• **CHALLENGE 1**: In the indexing sleeve passage, how much force is required to pump the plug past the springs?
• **CHALLENGE 2**: Repeat everything in the indexing sleeve passage from "The one or more" down to "frac proppant materials.".

• **TEXT TO READ**:
* Begin *

The one or more flexure members 135 can be bow springs or leaf springs disposed around the perimeter of the inside bore 102. In one arrangement, as many as six springs 135 may be used. Each spring 135 is designed to support a portion of the kinetic energy of the plug 170 as it is pumped through the indexing sleeve 100. The force required to pump the plug 170 past the springs 135 can be about 1500-psi, which is observable from the surface during the pumping operations.

Any number of springs 135 can be used and can be uniformly arranged around the bore 102. The bias of the springs 135 can be configured for a particular implementation, expected pressures, expected number of plugs to pass, and other pertinent variables. The springs 135 are robust enough to provide a surface indication, but they are preferably not prone to stick due to the presence of frac proppant materials.

The sensor 134 is connected to a power source (e.g., battery) 132. When the plug 170 engages the springs 135, forced pumping of the plug 170 down the sleeve 100 causes the plug 170 to flex or extend the springs 135. As the springs are flexed or extended due to the plug's passage, the springs 135 elongate. At full extension, ends of the springs 135 engage the sensor 134 in the bore 102, and the presence of the tip of the spring 135 near the sensor 134 indicates passage of a plug.

The sensor 134 communicates an electronic signal to the control circuitry 131 of the actuator or controller 130 in response to the spring contact, (The indexing sleeve of FIGS. 5A-5B can use an actuator 130 similar to that disclosed previously in FIG. 3.) The control circuitry 131 can be on a circuit board housed in the indexing sleeve 100 or elsewhere. The signal indicates when the plug 170 has moved into or past the springs 135. For its part, the sensor 134 can be a Hall Effect sensor or any other sensor triggered by interaction with the spring 135. Alternatively, the sensor 134 can be some other type of electronic device. In addition, the sensor 134 could be some form of mechanical or electro-mechanical switch, although an electronic sensor is preferred.

* End *

• **Layout element annotations**:
* Begin *

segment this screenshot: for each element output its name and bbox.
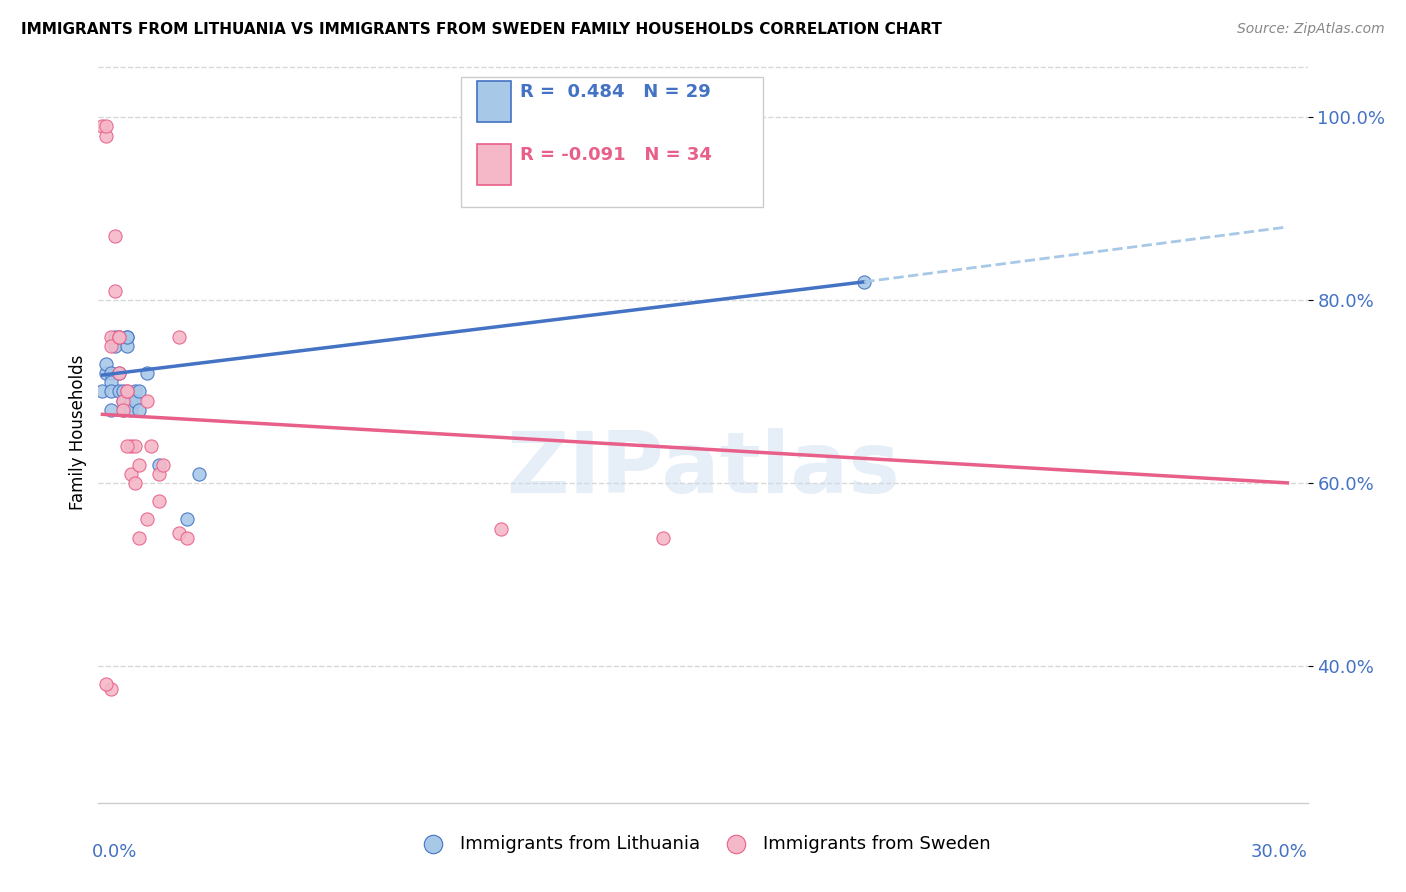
Point — [120, 402, 142, 417]
Text: IMMIGRANTS FROM LITHUANIA VS IMMIGRANTS FROM SWEDEN FAMILY HOUSEHOLDS CORRELATIO: IMMIGRANTS FROM LITHUANIA VS IMMIGRANTS … — [21, 22, 942, 37]
FancyBboxPatch shape — [461, 78, 763, 207]
Point — [103, 284, 125, 298]
Point — [139, 439, 162, 453]
Point — [124, 384, 146, 399]
Point — [115, 439, 138, 453]
Point — [107, 384, 129, 399]
Point — [96, 366, 118, 380]
Point — [96, 357, 118, 371]
Point — [111, 402, 134, 417]
Point — [111, 402, 134, 417]
Point — [100, 384, 122, 399]
Point — [100, 366, 122, 380]
Point — [107, 329, 129, 343]
Point — [128, 458, 150, 472]
Point — [152, 458, 174, 472]
Point — [115, 329, 138, 343]
Point — [120, 393, 142, 408]
Point — [107, 329, 129, 343]
FancyBboxPatch shape — [477, 81, 510, 121]
Point — [111, 393, 134, 408]
Point — [115, 384, 138, 399]
Point — [107, 366, 129, 380]
Point — [115, 384, 138, 399]
Text: R =  0.484   N = 29: R = 0.484 N = 29 — [520, 83, 711, 101]
Point — [111, 384, 134, 399]
Point — [91, 120, 114, 134]
Point — [96, 120, 118, 134]
Point — [100, 681, 122, 696]
Point — [128, 531, 150, 545]
Point — [107, 366, 129, 380]
Point — [167, 329, 190, 343]
Point — [148, 467, 170, 481]
Point — [148, 494, 170, 508]
FancyBboxPatch shape — [477, 144, 510, 185]
Point — [124, 439, 146, 453]
Point — [124, 475, 146, 490]
Point — [100, 402, 122, 417]
Point — [115, 339, 138, 353]
Point — [100, 329, 122, 343]
Point — [115, 329, 138, 343]
Point — [651, 531, 673, 545]
Point — [96, 128, 118, 143]
Point — [100, 376, 122, 390]
Point — [176, 531, 198, 545]
Point — [135, 512, 157, 526]
Point — [188, 467, 211, 481]
Text: Source: ZipAtlas.com: Source: ZipAtlas.com — [1237, 22, 1385, 37]
Point — [148, 458, 170, 472]
Point — [176, 512, 198, 526]
Point — [96, 677, 118, 691]
Point — [124, 393, 146, 408]
Point — [103, 339, 125, 353]
Point — [128, 402, 150, 417]
Legend: Immigrants from Lithuania, Immigrants from Sweden: Immigrants from Lithuania, Immigrants fr… — [408, 828, 998, 861]
Point — [107, 329, 129, 343]
Point — [91, 384, 114, 399]
Point — [128, 384, 150, 399]
Point — [100, 339, 122, 353]
Text: 0.0%: 0.0% — [91, 843, 136, 861]
Point — [103, 329, 125, 343]
Y-axis label: Family Households: Family Households — [69, 355, 87, 510]
Text: ZIPatlas: ZIPatlas — [506, 428, 900, 511]
Point — [135, 366, 157, 380]
Point — [135, 393, 157, 408]
Point — [120, 467, 142, 481]
Point — [120, 439, 142, 453]
Point — [103, 229, 125, 244]
Text: 30.0%: 30.0% — [1251, 843, 1308, 861]
Point — [111, 393, 134, 408]
Point — [167, 526, 190, 541]
Text: R = -0.091   N = 34: R = -0.091 N = 34 — [520, 146, 713, 164]
Point — [491, 522, 513, 536]
Point — [853, 275, 876, 289]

* End *

• **RESPONSE 1**: About 1500 psi.

• **RESPONSE 2**:
The one or more flexure members 135 can be bow springs or leaf springs disposed around the perimeter of the inside bore 102. In one arrangement, as many as six springs 135 may be used. Each spring 135 is designed to support a portion of the kinetic energy of the plug 170 as it is pumped through the indexing sleeve 100. The force required to pump the plug 170 past the springs 135 can be about 1500-psi, which is observable from the surface during the pumping operations.

Any number of springs 135 can be used and can be uniformly arranged around the bore 102. The bias of the springs 135 can be configured for a particular implementation, expected pressures, expected number of plugs to pass, and other pertinent variables. The springs 135 are robust enough to provide a surface indication, but they are preferably not prone to stick due to the presence of frac proppant materials.